- _Set exercise_:
Exactly as they appear, output all of the entries.
++++++++++
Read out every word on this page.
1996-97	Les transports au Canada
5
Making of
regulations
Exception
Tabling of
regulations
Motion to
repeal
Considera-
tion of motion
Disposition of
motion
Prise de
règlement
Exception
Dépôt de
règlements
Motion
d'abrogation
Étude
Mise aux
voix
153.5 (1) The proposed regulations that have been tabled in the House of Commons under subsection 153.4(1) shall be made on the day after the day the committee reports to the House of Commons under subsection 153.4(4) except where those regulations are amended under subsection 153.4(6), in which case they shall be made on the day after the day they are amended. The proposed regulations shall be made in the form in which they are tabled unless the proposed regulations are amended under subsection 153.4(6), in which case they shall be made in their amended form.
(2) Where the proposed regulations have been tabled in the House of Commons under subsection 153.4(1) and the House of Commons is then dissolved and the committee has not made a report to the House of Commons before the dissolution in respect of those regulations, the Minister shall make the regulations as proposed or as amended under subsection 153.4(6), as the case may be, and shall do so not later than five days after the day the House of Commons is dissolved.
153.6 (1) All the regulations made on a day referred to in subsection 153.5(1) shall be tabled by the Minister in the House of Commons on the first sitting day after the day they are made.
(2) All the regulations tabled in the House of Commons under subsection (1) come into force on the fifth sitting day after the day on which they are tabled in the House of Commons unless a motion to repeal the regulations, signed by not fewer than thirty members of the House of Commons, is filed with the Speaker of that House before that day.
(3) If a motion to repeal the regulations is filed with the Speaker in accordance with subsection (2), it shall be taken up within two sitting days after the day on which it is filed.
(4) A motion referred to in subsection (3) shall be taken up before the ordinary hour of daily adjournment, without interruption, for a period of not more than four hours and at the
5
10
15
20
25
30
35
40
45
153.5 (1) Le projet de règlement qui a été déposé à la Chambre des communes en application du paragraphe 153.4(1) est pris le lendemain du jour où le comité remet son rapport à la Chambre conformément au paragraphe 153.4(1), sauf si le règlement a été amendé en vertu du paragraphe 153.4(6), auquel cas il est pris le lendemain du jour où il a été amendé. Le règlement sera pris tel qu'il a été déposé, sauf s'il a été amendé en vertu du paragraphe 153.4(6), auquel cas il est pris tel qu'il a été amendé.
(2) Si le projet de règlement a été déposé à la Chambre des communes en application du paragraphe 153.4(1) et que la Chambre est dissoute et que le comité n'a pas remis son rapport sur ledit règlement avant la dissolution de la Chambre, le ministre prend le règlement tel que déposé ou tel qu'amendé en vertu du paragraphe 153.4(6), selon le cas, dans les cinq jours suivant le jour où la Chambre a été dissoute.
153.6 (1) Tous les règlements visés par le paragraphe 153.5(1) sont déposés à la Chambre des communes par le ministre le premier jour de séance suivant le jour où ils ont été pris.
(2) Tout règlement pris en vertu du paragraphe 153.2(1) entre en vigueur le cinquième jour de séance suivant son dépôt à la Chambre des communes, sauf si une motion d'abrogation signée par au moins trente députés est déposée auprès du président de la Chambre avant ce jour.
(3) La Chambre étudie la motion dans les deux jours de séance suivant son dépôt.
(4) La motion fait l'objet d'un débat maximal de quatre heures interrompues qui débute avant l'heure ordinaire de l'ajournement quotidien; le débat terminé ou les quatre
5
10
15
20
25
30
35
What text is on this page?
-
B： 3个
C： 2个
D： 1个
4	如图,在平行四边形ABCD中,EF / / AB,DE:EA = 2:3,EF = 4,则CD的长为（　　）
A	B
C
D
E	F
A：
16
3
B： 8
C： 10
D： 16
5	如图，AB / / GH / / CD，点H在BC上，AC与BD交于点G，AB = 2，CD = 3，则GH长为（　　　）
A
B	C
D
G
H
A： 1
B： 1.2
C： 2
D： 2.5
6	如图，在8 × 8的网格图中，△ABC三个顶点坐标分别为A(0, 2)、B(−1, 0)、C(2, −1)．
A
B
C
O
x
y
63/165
++++++++++
- _Task solution_:
Read out every word on this page.
1996-97	Les transports au Canada
5
Making of
regulations
Exception
Tabling of
regulations
Motion to
repeal
Considera-
tion of motion
Disposition of
motion
Prise de
règlement
Exception
Dépôt de
règlements
Motion
d'abrogation
Étude
Mise aux
voix
153.5 (1) The proposed regulations that have been tabled in the House of Commons under subsection 153.4(1) shall be made on the day after the day the committee reports to the House of Commons under subsection 153.4(4) except where those regulations are amended under subsection 153.4(6), in which case they shall be made on the day after the day they are amended. The proposed regulations shall be made in the form in which they are tabled unless the proposed regulations are amended under subsection 153.4(6), in which case they shall be made in their amended form.
(2) Where the proposed regulations have been tabled in the House of Commons under subsection 153.4(1) and the House of Commons is then dissolved and the committee has not made a report to the House of Commons before the dissolution in respect of those regulations, the Minister shall make the regulations as proposed or as amended under subsection 153.4(6), as the case may be, and shall do so not later than five days after the day the House of Commons is dissolved.
153.6 (1) All the regulations made on a day referred to in subsection 153.5(1) shall be tabled by the Minister in the House of Commons on the first sitting day after the day they are made.
(2) All the regulations tabled in the House of Commons under subsection (1) come into force on the fifth sitting day after the day on which they are tabled in the House of Commons unless a motion to repeal the regulations, signed by not fewer than thirty members of the House of Commons, is filed with the Speaker of that House before that day.
(3) If a motion to repeal the regulations is filed with the Speaker in accordance with subsection (2), it shall be taken up within two sitting days after the day on which it is filed.
(4) A motion referred to in subsection (3) shall be taken up before the ordinary hour of daily adjournment, without interruption, for a period of not more than four hours and at the
5
10
15
20
25
30
35
40
45
153.5 (1) Le projet de règlement qui a été déposé à la Chambre des communes en application du paragraphe 153.4(1) est pris le lendemain du jour où le comité remet son rapport à la Chambre conformément au paragraphe 153.4(1), sauf si le règlement a été amendé en vertu du paragraphe 153.4(6), auquel cas il est pris le lendemain du jour où il a été amendé. Le règlement sera pris tel qu'il a été déposé, sauf s'il a été amendé en vertu du paragraphe 153.4(6), auquel cas il est pris tel qu'il a été amendé.
(2) Si le projet de règlement a été déposé à la Chambre des communes en application du paragraphe 153.4(1) et que la Chambre est dissoute et que le comité n'a pas remis son rapport sur ledit règlement avant la dissolution de la Chambre, le ministre prend le règlement tel que déposé ou tel qu'amendé en vertu du paragraphe 153.4(6), selon le cas, dans les cinq jours suivant le jour où la Chambre a été dissoute.
153.6 (1) Tous les règlements visés par le paragraphe 153.5(1) sont déposés à la Chambre des communes par le ministre le premier jour de séance suivant le jour où ils ont été pris.
(2) Tout règlement pris en vertu du paragraphe 153.2(1) entre en vigueur le cinquième jour de séance suivant son dépôt à la Chambre des communes, sauf si une motion d'abrogation signée par au moins trente députés est déposée auprès du président de la Chambre avant ce jour.
(3) La Chambre étudie la motion dans les deux jours de séance suivant son dépôt.
(4) La motion fait l'objet d'un débat maximal de quatre heures interrompues qui débute avant l'heure ordinaire de l'ajournement quotidien; le débat terminé ou les quatre
5
10
15
20
25
30
35
What text is on this page?
-
B： 3个
C： 2个
D： 1个
4	如图,在平行四边形ABCD中,EF / / AB,DE:EA = 2:3,EF = 4,则CD的长为（　　）
A	B
C
D
E	F
A：
16
3
B： 8
C： 10
D： 16
5	如图，AB / / GH / / CD，点H在BC上，AC与BD交于点G，AB = 2，CD = 3，则GH长为（　　　）
A
B	C
D
G
H
A： 1
B： 1.2
C： 2
D： 2.5
6	如图，在8 × 8的网格图中，△ABC三个顶点坐标分别为A(0, 2)、B(−1, 0)、C(2, −1)．
A
B
C
O
x
y
63/165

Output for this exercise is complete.